Records contained in a dataset:

━━━━━━

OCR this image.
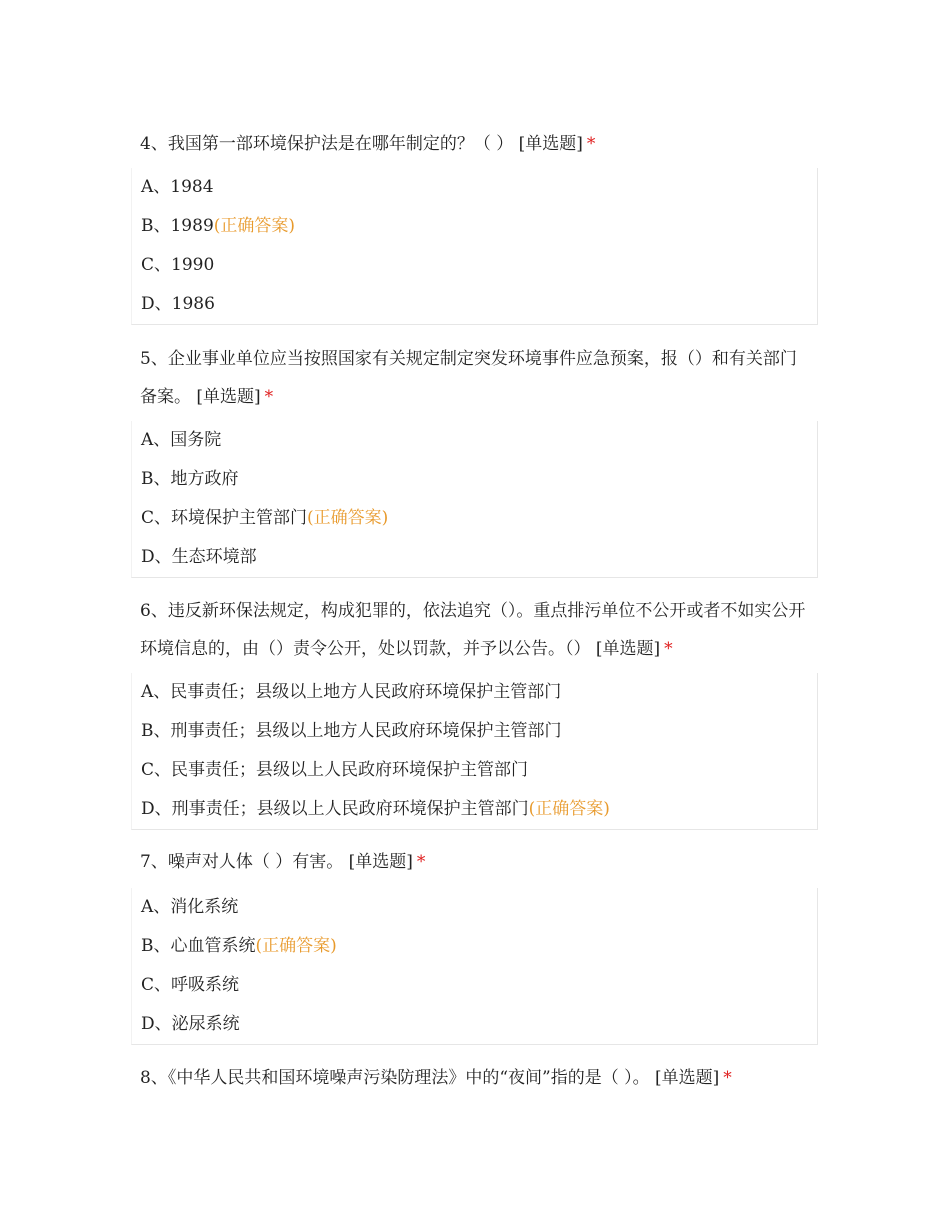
4、我国第一部环境保护法是在哪年制定的？（ ） [单选题] *

A、1984
B、1989(正确答案)
C、1990
D、1986

5、企业事业单位应当按照国家有关规定制定突发环境事件应急预案，报（）和有关部门备案。 [单选题] *

A、国务院
B、地方政府
C、环境保护主管部门(正确答案)
D、生态环境部

6、违反新环保法规定，构成犯罪的，依法追究（）。重点排污单位不公开或者不如实公开环境信息的，由（）责令公开，处以罚款，并予以公告。（） [单选题] *

A、民事责任；县级以上地方人民政府环境保护主管部门
B、刑事责任；县级以上地方人民政府环境保护主管部门
C、民事责任；县级以上人民政府环境保护主管部门
D、刑事责任；县级以上人民政府环境保护主管部门(正确答案)

7、噪声对人体（ ）有害。 [单选题] *

A、消化系统
B、心血管系统(正确答案)
C、呼吸系统
D、泌尿系统

8、《中华人民共和国环境噪声污染防理法》中的“夜间”指的是（ ）。 [单选题] *
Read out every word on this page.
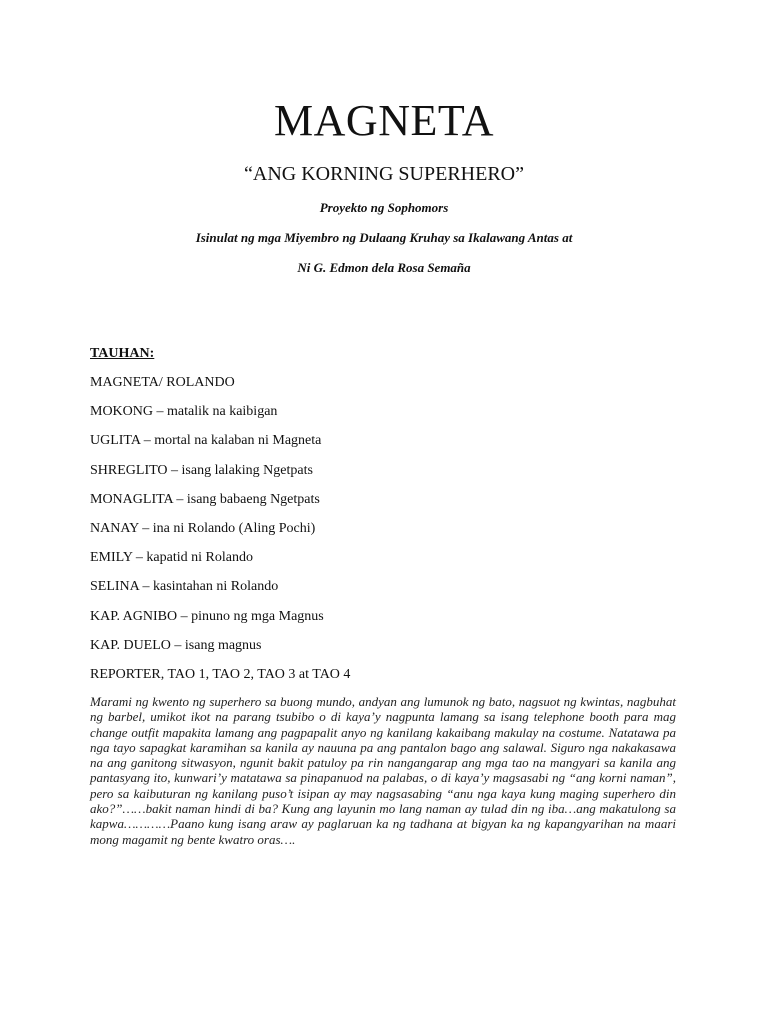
MAGNETA
“ANG KORNING SUPERHERO”
Proyekto ng Sophomors
Isinulat ng mga Miyembro ng Dulaang Kruhay sa Ikalawang Antas at
Ni G. Edmon dela Rosa Semaña
TAUHAN:
MAGNETA/ ROLANDO
MOKONG – matalik na kaibigan
UGLITA – mortal na kalaban ni Magneta
SHREGLITO – isang lalaking Ngetpats
MONAGLITA – isang babaeng Ngetpats
NANAY – ina ni Rolando (Aling Pochi)
EMILY – kapatid ni Rolando
SELINA – kasintahan ni Rolando
KAP. AGNIBO – pinuno ng mga Magnus
KAP. DUELO – isang magnus
REPORTER, TAO 1, TAO 2, TAO 3 at TAO 4

Marami ng kwento ng superhero sa buong mundo, andyan ang lumunok ng bato, nagsuot ng kwintas, nagbuhat ng barbel, umikot ikot na parang tsubibo o di kaya’y nagpunta lamang sa isang telephone booth para mag change outfit mapakita lamang ang pagpapalit anyo ng kanilang kakaibang makulay na costume. Natatawa pa nga tayo sapagkat karamihan sa kanila ay nauuna pa ang pantalon bago ang salawal. Siguro nga nakakasawa na ang ganitong sitwasyon, ngunit bakit patuloy pa rin nangangarap ang mga tao na mangyari sa kanila ang pantasyang ito, kunwari’y matatawa sa pinapanuod na palabas, o di kaya’y magsasabi ng “ang korni naman”, pero sa kaibuturan ng kanilang puso’t isipan ay may nagsasabing “anu nga kaya kung maging superhero din ako?”……bakit naman hindi di ba? Kung ang layunin mo lang naman ay tulad din ng iba…ang makatulong sa kapwa…………Paano kung isang araw ay paglaruan ka ng tadhana at bigyan ka ng kapangyarihan na maari mong magamit ng bente kwatro oras….
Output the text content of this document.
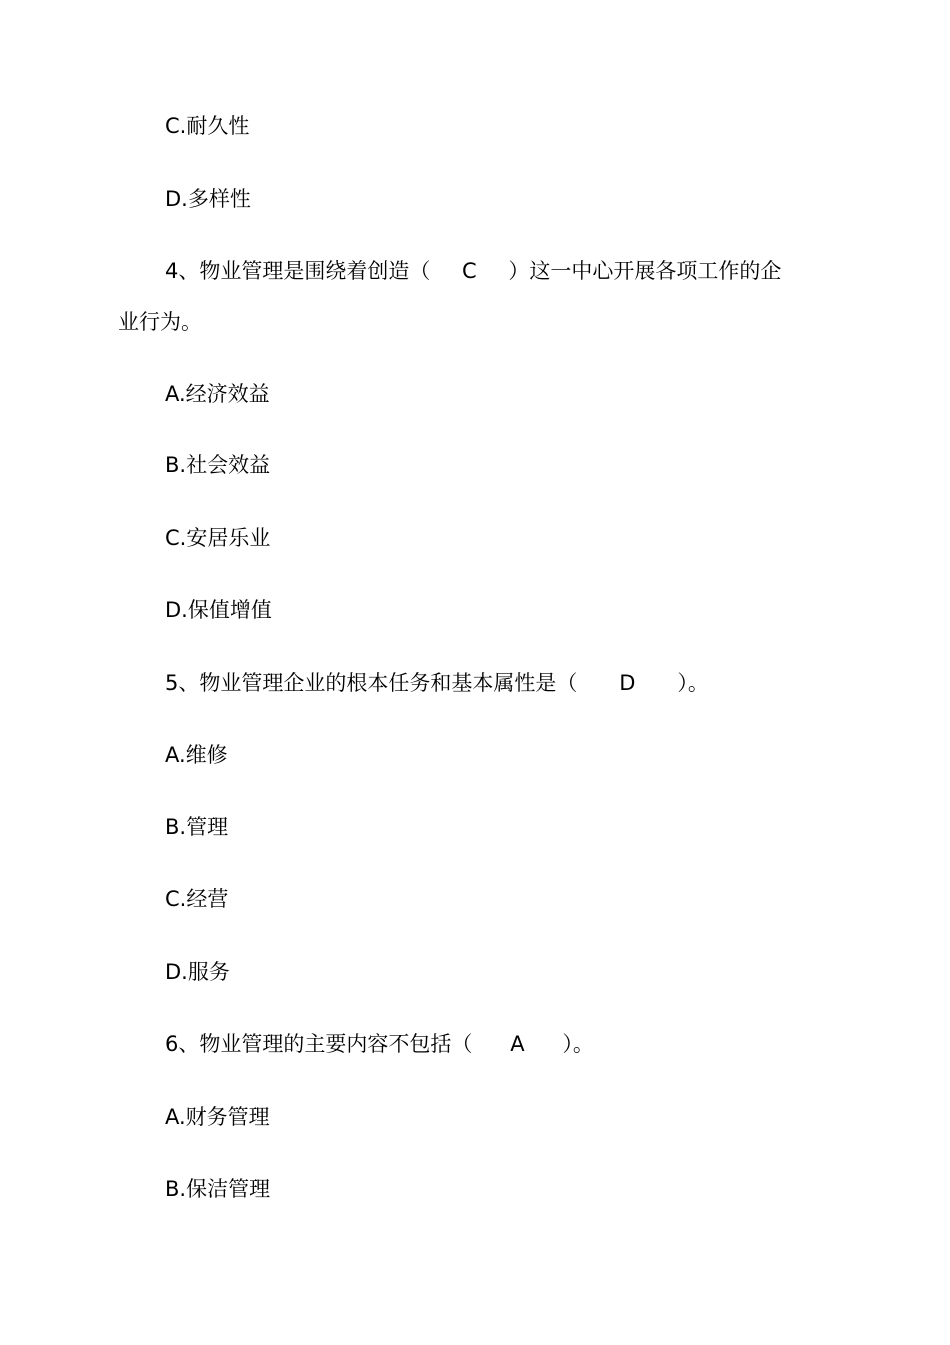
C.耐久性
D.多样性
4、物业管理是围绕着创造（ C ）这一中心开展各项工作的企
业行为。
A.经济效益
B.社会效益
C.安居乐业
D.保值增值
5、物业管理企业的根本任务和基本属性是（ D ）。
A.维修
B.管理
C.经营
D.服务
6、物业管理的主要内容不包括（ A ）。
A.财务管理
B.保洁管理
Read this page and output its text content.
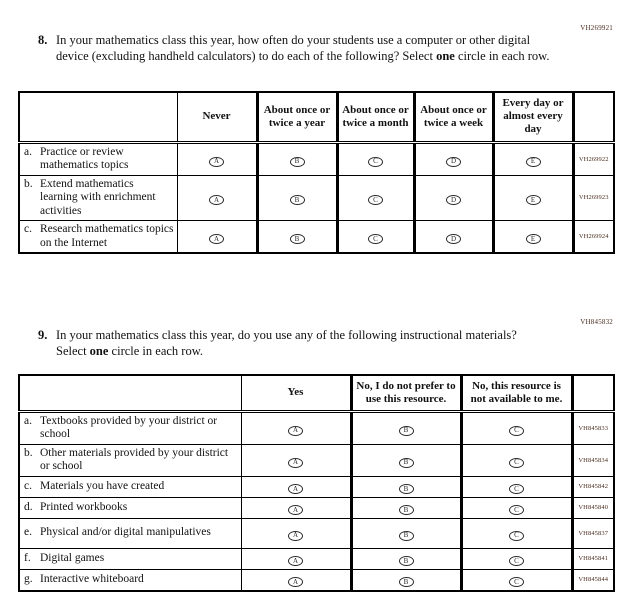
VH269921
8. In your mathematics class this year, how often do your students use a computer or other digital device (excluding handheld calculators) to do each of the following? Select one circle in each row.
	Never	About once or twice a year	About once or twice a month	About once or twice a week	Every day or almost every day	

a. Practice or review mathematics topics	A	B	C	D	E	VH269922

b. Extend mathematics learning with enrichment activities	A	B	C	D	E	VH269923

c. Research mathematics topics on the Internet	A	B	C	D	E	VH269924
VH845832
9. In your mathematics class this year, do you use any of the following instructional materials? Select one circle in each row.
	Yes	No, I do not prefer to use this resource.	No, this resource is not available to me.	

a. Textbooks provided by your district or school	A	B	C	VH845833

b. Other materials provided by your district or school	A	B	C	VH845834

c. Materials you have created	A	B	C	VH845842

d. Printed workbooks	A	B	C	VH845840

e. Physical and/or digital manipulatives	A	B	C	VH845837

f. Digital games	A	B	C	VH845841

g. Interactive whiteboard	A	B	C	VH845844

━━━━━━

**Task brief**
Provide only the number of lines in the records containing the string "every".

**Response**
2